# GOAL OF THE EXERCISE
Pull out every line from the listing that has the word "water".

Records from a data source
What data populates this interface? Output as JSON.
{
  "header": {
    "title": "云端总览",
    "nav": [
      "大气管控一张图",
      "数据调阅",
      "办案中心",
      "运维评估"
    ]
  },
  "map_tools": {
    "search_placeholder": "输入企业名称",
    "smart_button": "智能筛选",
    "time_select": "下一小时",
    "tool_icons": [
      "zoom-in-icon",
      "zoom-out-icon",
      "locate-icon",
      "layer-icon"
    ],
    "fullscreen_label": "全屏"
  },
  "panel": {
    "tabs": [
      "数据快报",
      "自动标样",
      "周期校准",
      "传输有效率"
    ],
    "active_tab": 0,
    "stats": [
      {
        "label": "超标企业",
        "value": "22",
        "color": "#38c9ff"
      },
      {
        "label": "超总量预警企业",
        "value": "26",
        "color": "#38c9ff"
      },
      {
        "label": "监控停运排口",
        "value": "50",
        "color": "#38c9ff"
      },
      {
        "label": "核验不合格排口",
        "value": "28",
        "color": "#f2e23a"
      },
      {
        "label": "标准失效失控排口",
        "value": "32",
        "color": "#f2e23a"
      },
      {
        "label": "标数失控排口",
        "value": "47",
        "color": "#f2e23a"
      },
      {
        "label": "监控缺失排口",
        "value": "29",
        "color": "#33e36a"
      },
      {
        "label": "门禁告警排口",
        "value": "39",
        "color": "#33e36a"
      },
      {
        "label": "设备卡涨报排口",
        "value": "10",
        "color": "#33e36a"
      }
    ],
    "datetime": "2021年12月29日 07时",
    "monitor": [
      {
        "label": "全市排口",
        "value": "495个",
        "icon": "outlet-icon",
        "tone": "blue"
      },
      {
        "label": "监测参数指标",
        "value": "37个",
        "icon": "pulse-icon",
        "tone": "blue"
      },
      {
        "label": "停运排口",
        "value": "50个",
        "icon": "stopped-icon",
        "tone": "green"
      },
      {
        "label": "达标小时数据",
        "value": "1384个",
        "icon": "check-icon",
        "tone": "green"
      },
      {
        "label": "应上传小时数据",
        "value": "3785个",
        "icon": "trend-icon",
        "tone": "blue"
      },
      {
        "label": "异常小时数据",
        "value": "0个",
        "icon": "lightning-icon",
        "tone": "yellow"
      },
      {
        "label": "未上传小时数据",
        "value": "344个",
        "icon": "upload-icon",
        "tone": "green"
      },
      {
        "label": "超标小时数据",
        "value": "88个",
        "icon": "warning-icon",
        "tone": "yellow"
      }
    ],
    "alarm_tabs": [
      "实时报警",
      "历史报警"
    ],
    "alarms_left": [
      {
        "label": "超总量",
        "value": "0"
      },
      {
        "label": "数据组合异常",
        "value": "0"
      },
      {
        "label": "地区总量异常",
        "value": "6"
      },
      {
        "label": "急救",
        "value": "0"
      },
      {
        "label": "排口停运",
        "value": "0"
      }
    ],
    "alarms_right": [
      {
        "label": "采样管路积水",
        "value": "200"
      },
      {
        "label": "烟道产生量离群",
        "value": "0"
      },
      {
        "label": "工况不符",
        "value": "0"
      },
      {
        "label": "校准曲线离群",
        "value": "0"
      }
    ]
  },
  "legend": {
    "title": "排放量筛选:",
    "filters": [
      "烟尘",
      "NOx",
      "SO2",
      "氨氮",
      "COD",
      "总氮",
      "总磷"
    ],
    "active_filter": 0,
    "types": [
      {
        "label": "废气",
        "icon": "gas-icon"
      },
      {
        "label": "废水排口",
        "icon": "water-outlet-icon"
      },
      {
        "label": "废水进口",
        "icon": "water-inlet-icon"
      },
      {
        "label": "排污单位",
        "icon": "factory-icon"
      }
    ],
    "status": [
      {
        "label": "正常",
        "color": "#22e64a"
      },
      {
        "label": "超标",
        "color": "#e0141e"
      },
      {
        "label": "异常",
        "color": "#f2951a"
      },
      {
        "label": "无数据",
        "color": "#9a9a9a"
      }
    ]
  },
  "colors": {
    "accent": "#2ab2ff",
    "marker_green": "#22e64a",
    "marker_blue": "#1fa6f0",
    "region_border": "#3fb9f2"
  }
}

# RESPONSE TO THE EXERCISE
        "icon": "water-outlet-icon"
        "icon": "water-inlet-icon"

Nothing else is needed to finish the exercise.